- _Instruction_: Each line of the material below that holds the word "副课文一" needs to be copied.

○ ○ ○ ○ ○ ○ ○

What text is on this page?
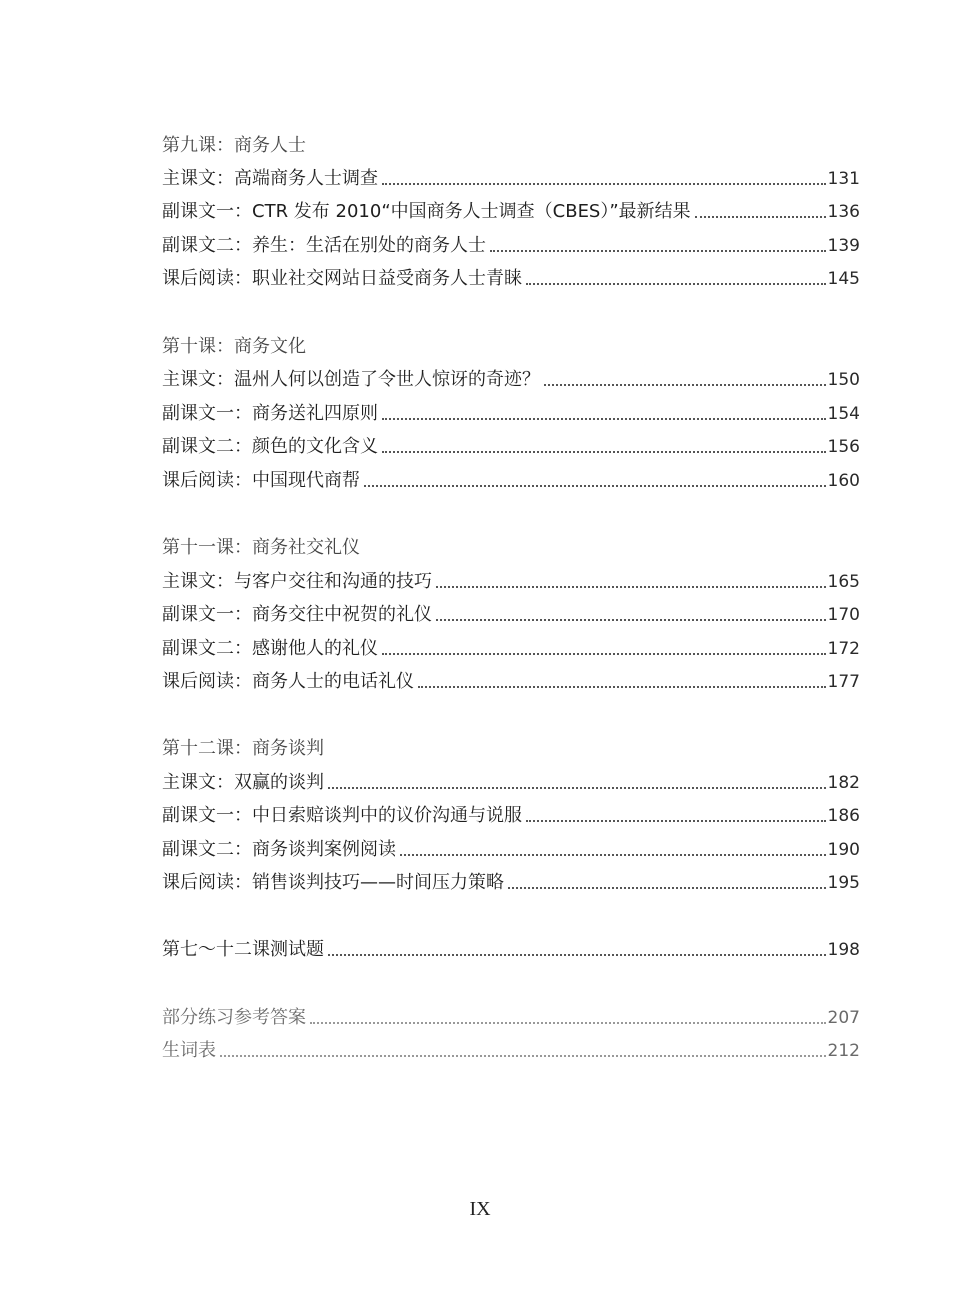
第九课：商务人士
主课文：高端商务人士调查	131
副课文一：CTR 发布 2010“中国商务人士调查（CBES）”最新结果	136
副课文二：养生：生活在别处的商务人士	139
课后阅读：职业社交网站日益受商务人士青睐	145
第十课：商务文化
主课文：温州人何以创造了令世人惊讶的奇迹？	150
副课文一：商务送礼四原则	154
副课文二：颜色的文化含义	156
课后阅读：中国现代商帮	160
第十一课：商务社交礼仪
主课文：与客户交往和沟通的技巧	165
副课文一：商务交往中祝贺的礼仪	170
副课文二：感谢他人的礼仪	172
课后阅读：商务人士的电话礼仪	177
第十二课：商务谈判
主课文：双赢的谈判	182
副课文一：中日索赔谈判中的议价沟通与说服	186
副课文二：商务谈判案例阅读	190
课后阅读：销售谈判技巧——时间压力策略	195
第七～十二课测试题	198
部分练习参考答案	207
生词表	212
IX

○ ○ ○ ○ ○ ○ ○

- _Result of this task_:
副课文一：CTR 发布 2010“中国商务人士调查（CBES）”最新结果	136
副课文一：商务送礼四原则	154
副课文一：商务交往中祝贺的礼仪	170
副课文一：中日索赔谈判中的议价沟通与说服	186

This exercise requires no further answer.